Task directions — Everything in the data should be repeated exactly, save for the images.

Items from a dataset
------

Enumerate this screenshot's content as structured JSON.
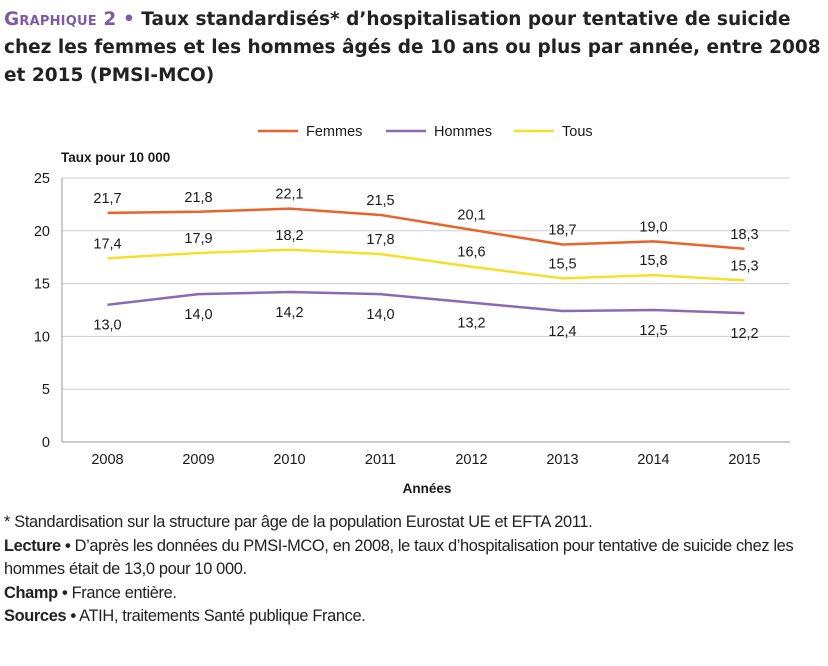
{
  "header": {
    "label": "Graphique 2",
    "bullet": "•",
    "title": "Taux standardisés* d’hospitalisation pour tentative de suicide chez les femmes et les hommes âgés de 10 ans ou plus par année, entre 2008 et 2015 (PMSI-MCO)"
  },
  "chart_data": {
    "type": "line",
    "ylabel": "Taux pour 10 000",
    "xlabel": "Années",
    "ylim": [
      0,
      25
    ],
    "yticks": [
      0,
      5,
      10,
      15,
      20,
      25
    ],
    "grid": true,
    "legend_position": "top",
    "x": [
      "2008",
      "2009",
      "2010",
      "2011",
      "2012",
      "2013",
      "2014",
      "2015"
    ],
    "series": [
      {
        "name": "Femmes",
        "color": "#e8642c",
        "values": [
          21.7,
          21.8,
          22.1,
          21.5,
          20.1,
          18.7,
          19.0,
          18.3
        ],
        "labels": [
          "21,7",
          "21,8",
          "22,1",
          "21,5",
          "20,1",
          "18,7",
          "19,0",
          "18,3"
        ]
      },
      {
        "name": "Hommes",
        "color": "#8a6bb3",
        "values": [
          13.0,
          14.0,
          14.2,
          14.0,
          13.2,
          12.4,
          12.5,
          12.2
        ],
        "labels": [
          "13,0",
          "14,0",
          "14,2",
          "14,0",
          "13,2",
          "12,4",
          "12,5",
          "12,2"
        ]
      },
      {
        "name": "Tous",
        "color": "#f5e12a",
        "values": [
          17.4,
          17.9,
          18.2,
          17.8,
          16.6,
          15.5,
          15.8,
          15.3
        ],
        "labels": [
          "17,4",
          "17,9",
          "18,2",
          "17,8",
          "16,6",
          "15,5",
          "15,8",
          "15,3"
        ]
      }
    ]
  },
  "notes": {
    "footnote": "* Standardisation sur la structure par âge de la population Eurostat UE et EFTA 2011.",
    "lecture_label": "Lecture",
    "lecture_text": "D’après les données du PMSI-MCO, en 2008, le taux d’hospitalisation pour tentative de suicide chez les hommes était de 13,0 pour 10 000.",
    "champ_label": "Champ",
    "champ_text": "France entière.",
    "sources_label": "Sources",
    "sources_text": "ATIH, traitements Santé publique France.",
    "separator": "•"
  }
}
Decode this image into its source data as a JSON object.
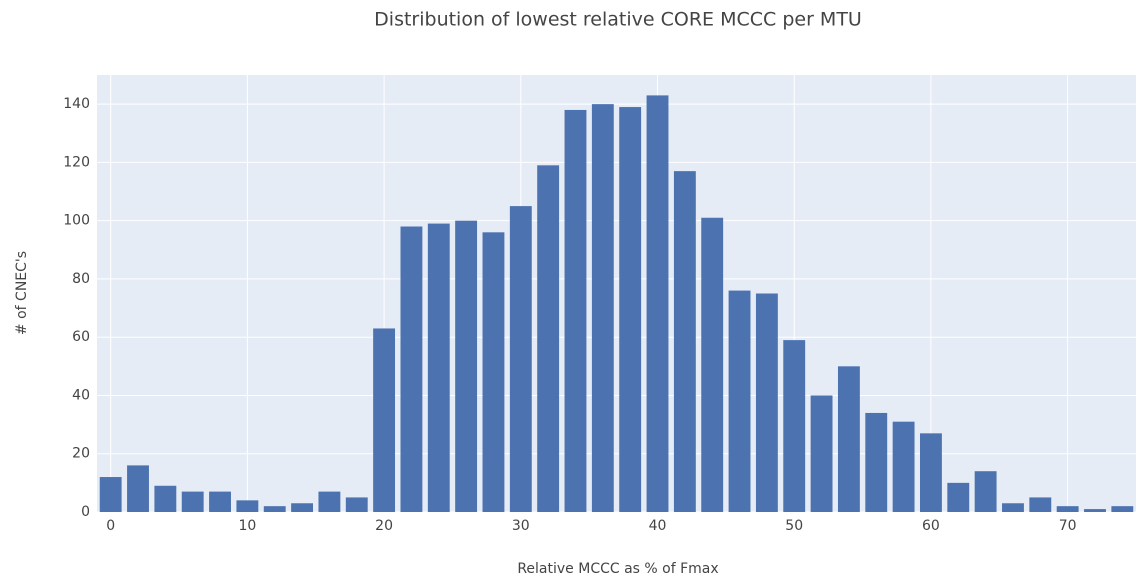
{
  "chart_data": {
    "type": "histogram",
    "title": "Distribution of lowest relative CORE MCCC per MTU",
    "x_label": "Relative MCCC as % of Fmax",
    "y_label": "# of CNEC's",
    "bins": [
      -1,
      1,
      3,
      5,
      7,
      9,
      11,
      13,
      15,
      17,
      19,
      21,
      23,
      25,
      27,
      29,
      31,
      33,
      35,
      37,
      39,
      41,
      43,
      45,
      47,
      49,
      51,
      53,
      55,
      57,
      59,
      61,
      63,
      65,
      67,
      69,
      71,
      73,
      75
    ],
    "values": [
      12,
      16,
      9,
      7,
      7,
      4,
      2,
      3,
      7,
      5,
      63,
      98,
      99,
      100,
      96,
      105,
      119,
      138,
      140,
      139,
      143,
      117,
      101,
      76,
      75,
      59,
      40,
      50,
      34,
      31,
      27,
      10,
      14,
      3,
      5,
      2,
      1,
      2
    ],
    "color": "#4c72b0",
    "xlim": [
      -1,
      75
    ],
    "xticks": [
      0,
      10,
      20,
      30,
      40,
      50,
      60,
      70
    ],
    "ylim": [
      0,
      150
    ],
    "yticks": [
      0,
      20,
      40,
      60,
      80,
      100,
      120,
      140
    ],
    "grid": true
  }
}
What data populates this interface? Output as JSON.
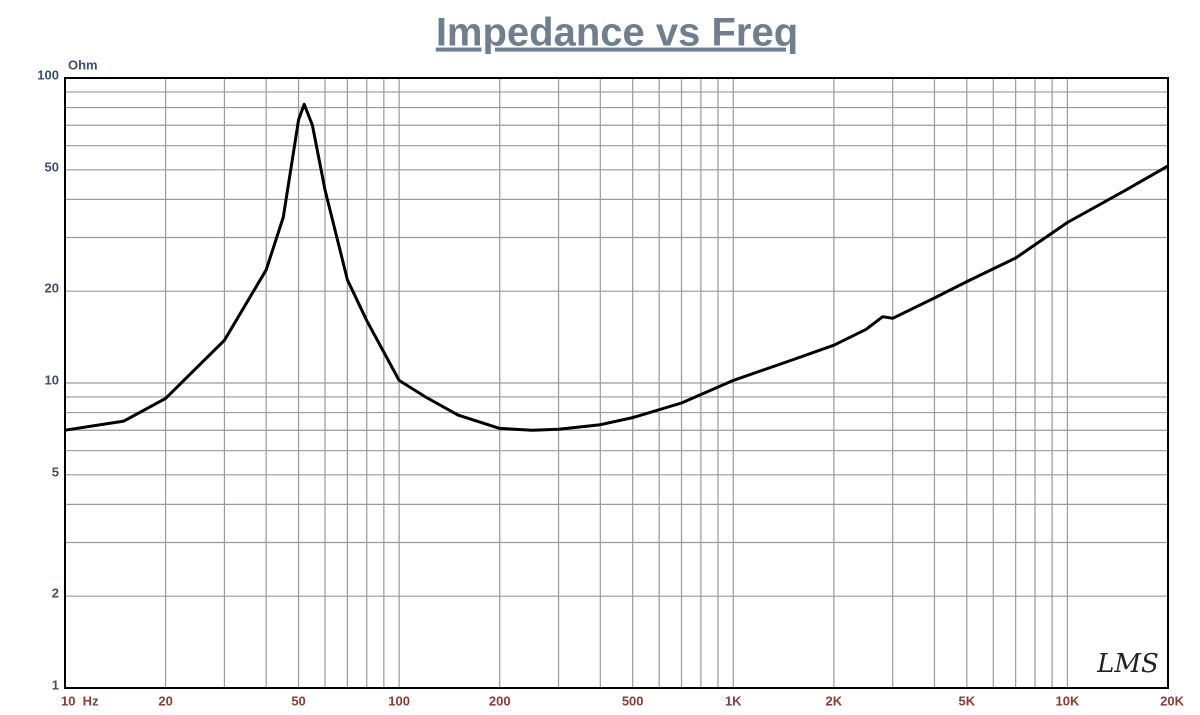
{
  "chart_data": {
    "type": "line",
    "title": "Impedance vs Freq",
    "y_label": "Ohm",
    "annotation": "LMS",
    "x_log": true,
    "y_log": true,
    "grid": true,
    "xlim": [
      10,
      20000
    ],
    "ylim": [
      1,
      100
    ],
    "xticks": [
      {
        "value": 10,
        "label": "10  Hz"
      },
      20,
      50,
      100,
      200,
      500,
      {
        "value": 1000,
        "label": "1K"
      },
      {
        "value": 2000,
        "label": "2K"
      },
      {
        "value": 5000,
        "label": "5K"
      },
      {
        "value": 10000,
        "label": "10K"
      },
      {
        "value": 20000,
        "label": "20K"
      }
    ],
    "x_minor_grid": [
      30,
      40,
      60,
      70,
      80,
      90,
      300,
      400,
      600,
      700,
      800,
      900,
      3000,
      4000,
      6000,
      7000,
      8000,
      9000
    ],
    "yticks": [
      1,
      2,
      5,
      10,
      20,
      50,
      100
    ],
    "y_minor_grid": [
      3,
      4,
      6,
      7,
      8,
      9,
      30,
      40,
      60,
      70,
      80,
      90
    ],
    "x": [
      10,
      15,
      20,
      30,
      40,
      45,
      50,
      52,
      55,
      60,
      70,
      80,
      100,
      120,
      150,
      200,
      250,
      300,
      400,
      500,
      700,
      1000,
      1500,
      2000,
      2500,
      2800,
      3000,
      4000,
      5000,
      7000,
      10000,
      15000,
      20000
    ],
    "series": [
      {
        "color": "#000000",
        "values": [
          7.0,
          7.5,
          8.9,
          13.8,
          23.5,
          35,
          73,
          82,
          70,
          43,
          21.8,
          16,
          10.2,
          9,
          7.85,
          7.1,
          7.0,
          7.05,
          7.3,
          7.7,
          8.6,
          10.2,
          11.9,
          13.3,
          15,
          16.5,
          16.3,
          19,
          21.5,
          25.7,
          33.6,
          43,
          51.5
        ]
      }
    ]
  }
}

------

Problem solution —
Enumerate this screenshot's content as structured JSON.
{
  "header": {
    "label": "Graphique 2",
    "bullet": "•",
    "title": "Taux standardisés* d’hospitalisation pour tentative de suicide chez les femmes et les hommes âgés de 10 ans ou plus par année, entre 2008 et 2015 (PMSI-MCO)"
  },
  "chart_data": {
    "type": "line",
    "ylabel": "Taux pour 10 000",
    "xlabel": "Années",
    "ylim": [
      0,
      25
    ],
    "yticks": [
      0,
      5,
      10,
      15,
      20,
      25
    ],
    "grid": true,
    "legend_position": "top",
    "x": [
      "2008",
      "2009",
      "2010",
      "2011",
      "2012",
      "2013",
      "2014",
      "2015"
    ],
    "series": [
      {
        "name": "Femmes",
        "color": "#e8642c",
        "values": [
          21.7,
          21.8,
          22.1,
          21.5,
          20.1,
          18.7,
          19.0,
          18.3
        ],
        "labels": [
          "21,7",
          "21,8",
          "22,1",
          "21,5",
          "20,1",
          "18,7",
          "19,0",
          "18,3"
        ]
      },
      {
        "name": "Hommes",
        "color": "#8a6bb3",
        "values": [
          13.0,
          14.0,
          14.2,
          14.0,
          13.2,
          12.4,
          12.5,
          12.2
        ],
        "labels": [
          "13,0",
          "14,0",
          "14,2",
          "14,0",
          "13,2",
          "12,4",
          "12,5",
          "12,2"
        ]
      },
      {
        "name": "Tous",
        "color": "#f5e12a",
        "values": [
          17.4,
          17.9,
          18.2,
          17.8,
          16.6,
          15.5,
          15.8,
          15.3
        ],
        "labels": [
          "17,4",
          "17,9",
          "18,2",
          "17,8",
          "16,6",
          "15,5",
          "15,8",
          "15,3"
        ]
      }
    ]
  },
  "notes": {
    "footnote": "* Standardisation sur la structure par âge de la population Eurostat UE et EFTA 2011.",
    "lecture_label": "Lecture",
    "lecture_text": "D’après les données du PMSI-MCO, en 2008, le taux d’hospitalisation pour tentative de suicide chez les hommes était de 13,0 pour 10 000.",
    "champ_label": "Champ",
    "champ_text": "France entière.",
    "sources_label": "Sources",
    "sources_text": "ATIH, traitements Santé publique France.",
    "separator": "•"
  }
}
Decode this image into its source data as a JSON object.
{
  "chart_data": {
    "type": "histogram",
    "title": "Distribution of lowest relative CORE MCCC per MTU",
    "x_label": "Relative MCCC as % of Fmax",
    "y_label": "# of CNEC's",
    "bins": [
      -1,
      1,
      3,
      5,
      7,
      9,
      11,
      13,
      15,
      17,
      19,
      21,
      23,
      25,
      27,
      29,
      31,
      33,
      35,
      37,
      39,
      41,
      43,
      45,
      47,
      49,
      51,
      53,
      55,
      57,
      59,
      61,
      63,
      65,
      67,
      69,
      71,
      73,
      75
    ],
    "values": [
      12,
      16,
      9,
      7,
      7,
      4,
      2,
      3,
      7,
      5,
      63,
      98,
      99,
      100,
      96,
      105,
      119,
      138,
      140,
      139,
      143,
      117,
      101,
      76,
      75,
      59,
      40,
      50,
      34,
      31,
      27,
      10,
      14,
      3,
      5,
      2,
      1,
      2
    ],
    "color": "#4c72b0",
    "xlim": [
      -1,
      75
    ],
    "xticks": [
      0,
      10,
      20,
      30,
      40,
      50,
      60,
      70
    ],
    "ylim": [
      0,
      150
    ],
    "yticks": [
      0,
      20,
      40,
      60,
      80,
      100,
      120,
      140
    ],
    "grid": true
  }
}
What data populates this interface? Output as JSON.
{
  "chart_data": {
    "type": "line",
    "title": "Impedance vs Freq",
    "y_label": "Ohm",
    "annotation": "LMS",
    "x_log": true,
    "y_log": true,
    "grid": true,
    "xlim": [
      10,
      20000
    ],
    "ylim": [
      1,
      100
    ],
    "xticks": [
      {
        "value": 10,
        "label": "10  Hz"
      },
      20,
      50,
      100,
      200,
      500,
      {
        "value": 1000,
        "label": "1K"
      },
      {
        "value": 2000,
        "label": "2K"
      },
      {
        "value": 5000,
        "label": "5K"
      },
      {
        "value": 10000,
        "label": "10K"
      },
      {
        "value": 20000,
        "label": "20K"
      }
    ],
    "x_minor_grid": [
      30,
      40,
      60,
      70,
      80,
      90,
      300,
      400,
      600,
      700,
      800,
      900,
      3000,
      4000,
      6000,
      7000,
      8000,
      9000
    ],
    "yticks": [
      1,
      2,
      5,
      10,
      20,
      50,
      100
    ],
    "y_minor_grid": [
      3,
      4,
      6,
      7,
      8,
      9,
      30,
      40,
      60,
      70,
      80,
      90
    ],
    "x": [
      10,
      15,
      20,
      30,
      40,
      45,
      50,
      52,
      55,
      60,
      70,
      80,
      100,
      120,
      150,
      200,
      250,
      300,
      400,
      500,
      700,
      1000,
      1500,
      2000,
      2500,
      2800,
      3000,
      4000,
      5000,
      7000,
      10000,
      15000,
      20000
    ],
    "series": [
      {
        "color": "#000000",
        "values": [
          7.0,
          7.5,
          8.9,
          13.8,
          23.5,
          35,
          73,
          82,
          70,
          43,
          21.8,
          16,
          10.2,
          9,
          7.85,
          7.1,
          7.0,
          7.05,
          7.3,
          7.7,
          8.6,
          10.2,
          11.9,
          13.3,
          15,
          16.5,
          16.3,
          19,
          21.5,
          25.7,
          33.6,
          43,
          51.5
        ]
      }
    ]
  }
}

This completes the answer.